Page excerpt:
*** Begin section ***
Biologicals and fungicide use

I love off the cuff marketing statements such as “the turf management
practice that does most damage to soil microbes, is synthetic fertilisation”.

When it’s taken into account that statements such as these are often made by companies that are promoting their own range of biologically enhanced fertilisers in direct competition to these “bad boys” one does tend to be a touch cynical. These same companies also conveniently fail to mention the
impact of fungicides that they supply on soil microbial populations. But why let that get in the way of a good story!

A USGA spec golf green for example, is not a natural environment and in reality it can be best described as a hydroponic medium which supports turfgrass roots. The key aim, of growing grass whilst maintaining a freely
draining rooting medium and a firm surface, hardly mimics the requirements of for example a cereal farmer.
*** End section ***
Task description: Please answer from the excerpt on biologicals and fungicide use: how does it say a USGA spec golf green can best be described?

Excerpted records:
*** Begin section ***
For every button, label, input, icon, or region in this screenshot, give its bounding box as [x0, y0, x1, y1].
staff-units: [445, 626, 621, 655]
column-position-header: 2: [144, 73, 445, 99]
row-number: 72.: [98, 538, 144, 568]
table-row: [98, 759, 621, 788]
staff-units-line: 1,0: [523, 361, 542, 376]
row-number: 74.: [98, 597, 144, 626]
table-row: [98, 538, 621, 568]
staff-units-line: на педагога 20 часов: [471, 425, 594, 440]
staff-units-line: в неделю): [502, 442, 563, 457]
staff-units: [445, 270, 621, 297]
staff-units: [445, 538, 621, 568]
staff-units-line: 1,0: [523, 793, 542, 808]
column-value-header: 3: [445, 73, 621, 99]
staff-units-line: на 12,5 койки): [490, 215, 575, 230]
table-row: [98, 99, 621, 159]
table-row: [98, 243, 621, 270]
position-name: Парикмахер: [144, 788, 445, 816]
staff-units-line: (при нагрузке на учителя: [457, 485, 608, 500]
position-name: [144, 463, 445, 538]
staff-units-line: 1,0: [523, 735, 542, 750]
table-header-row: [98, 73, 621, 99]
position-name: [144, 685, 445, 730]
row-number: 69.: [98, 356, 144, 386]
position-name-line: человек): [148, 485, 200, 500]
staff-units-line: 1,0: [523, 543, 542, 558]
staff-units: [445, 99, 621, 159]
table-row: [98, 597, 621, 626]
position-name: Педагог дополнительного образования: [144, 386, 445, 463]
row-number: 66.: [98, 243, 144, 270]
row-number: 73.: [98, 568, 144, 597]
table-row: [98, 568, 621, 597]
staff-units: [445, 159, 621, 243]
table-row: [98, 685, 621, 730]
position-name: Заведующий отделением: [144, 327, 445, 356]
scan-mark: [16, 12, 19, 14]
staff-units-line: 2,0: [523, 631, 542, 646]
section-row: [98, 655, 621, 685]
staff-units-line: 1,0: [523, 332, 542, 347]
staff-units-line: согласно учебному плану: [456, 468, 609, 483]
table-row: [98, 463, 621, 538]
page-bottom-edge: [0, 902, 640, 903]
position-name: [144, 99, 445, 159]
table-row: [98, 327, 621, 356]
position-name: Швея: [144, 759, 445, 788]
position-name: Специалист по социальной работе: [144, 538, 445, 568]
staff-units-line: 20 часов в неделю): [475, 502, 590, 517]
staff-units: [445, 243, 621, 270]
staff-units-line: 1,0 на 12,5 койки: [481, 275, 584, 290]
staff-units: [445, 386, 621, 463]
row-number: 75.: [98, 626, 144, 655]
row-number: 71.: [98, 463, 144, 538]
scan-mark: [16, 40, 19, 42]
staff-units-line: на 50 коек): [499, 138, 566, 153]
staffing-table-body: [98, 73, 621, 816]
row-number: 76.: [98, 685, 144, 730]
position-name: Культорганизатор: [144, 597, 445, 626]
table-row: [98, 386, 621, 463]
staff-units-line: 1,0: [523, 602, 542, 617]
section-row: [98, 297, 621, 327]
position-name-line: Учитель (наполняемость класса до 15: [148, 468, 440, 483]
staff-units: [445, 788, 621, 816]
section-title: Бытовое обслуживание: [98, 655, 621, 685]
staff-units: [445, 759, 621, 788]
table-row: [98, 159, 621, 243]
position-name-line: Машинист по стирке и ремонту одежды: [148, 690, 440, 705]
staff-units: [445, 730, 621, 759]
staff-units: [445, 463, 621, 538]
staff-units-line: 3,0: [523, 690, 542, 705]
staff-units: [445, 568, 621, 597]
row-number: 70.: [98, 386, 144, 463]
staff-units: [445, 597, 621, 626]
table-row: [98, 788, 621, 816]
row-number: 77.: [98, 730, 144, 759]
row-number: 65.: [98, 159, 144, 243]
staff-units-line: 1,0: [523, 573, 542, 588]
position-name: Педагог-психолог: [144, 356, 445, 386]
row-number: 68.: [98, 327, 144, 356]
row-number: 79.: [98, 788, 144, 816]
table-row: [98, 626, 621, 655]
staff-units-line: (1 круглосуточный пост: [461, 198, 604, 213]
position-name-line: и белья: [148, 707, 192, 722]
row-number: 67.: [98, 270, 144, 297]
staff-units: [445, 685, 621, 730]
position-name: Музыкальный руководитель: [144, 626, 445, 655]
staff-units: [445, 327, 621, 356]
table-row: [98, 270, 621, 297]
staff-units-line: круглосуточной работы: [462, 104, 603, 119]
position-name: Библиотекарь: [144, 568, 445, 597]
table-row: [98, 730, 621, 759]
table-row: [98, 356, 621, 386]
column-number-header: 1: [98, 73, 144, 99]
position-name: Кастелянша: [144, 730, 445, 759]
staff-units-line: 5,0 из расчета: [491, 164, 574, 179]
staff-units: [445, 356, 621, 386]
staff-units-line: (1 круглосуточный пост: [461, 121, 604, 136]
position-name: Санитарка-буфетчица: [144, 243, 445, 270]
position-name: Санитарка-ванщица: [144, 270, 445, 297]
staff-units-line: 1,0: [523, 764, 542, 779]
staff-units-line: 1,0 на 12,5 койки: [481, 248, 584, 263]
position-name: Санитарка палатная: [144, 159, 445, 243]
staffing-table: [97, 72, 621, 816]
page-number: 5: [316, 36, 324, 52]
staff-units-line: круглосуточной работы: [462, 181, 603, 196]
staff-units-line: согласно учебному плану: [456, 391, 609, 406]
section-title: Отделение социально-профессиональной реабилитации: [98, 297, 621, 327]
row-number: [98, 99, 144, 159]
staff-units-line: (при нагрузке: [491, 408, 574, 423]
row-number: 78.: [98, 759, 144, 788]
*** End section ***
Output for this exercise: As a hydroponic medium which supports turfgrass roots.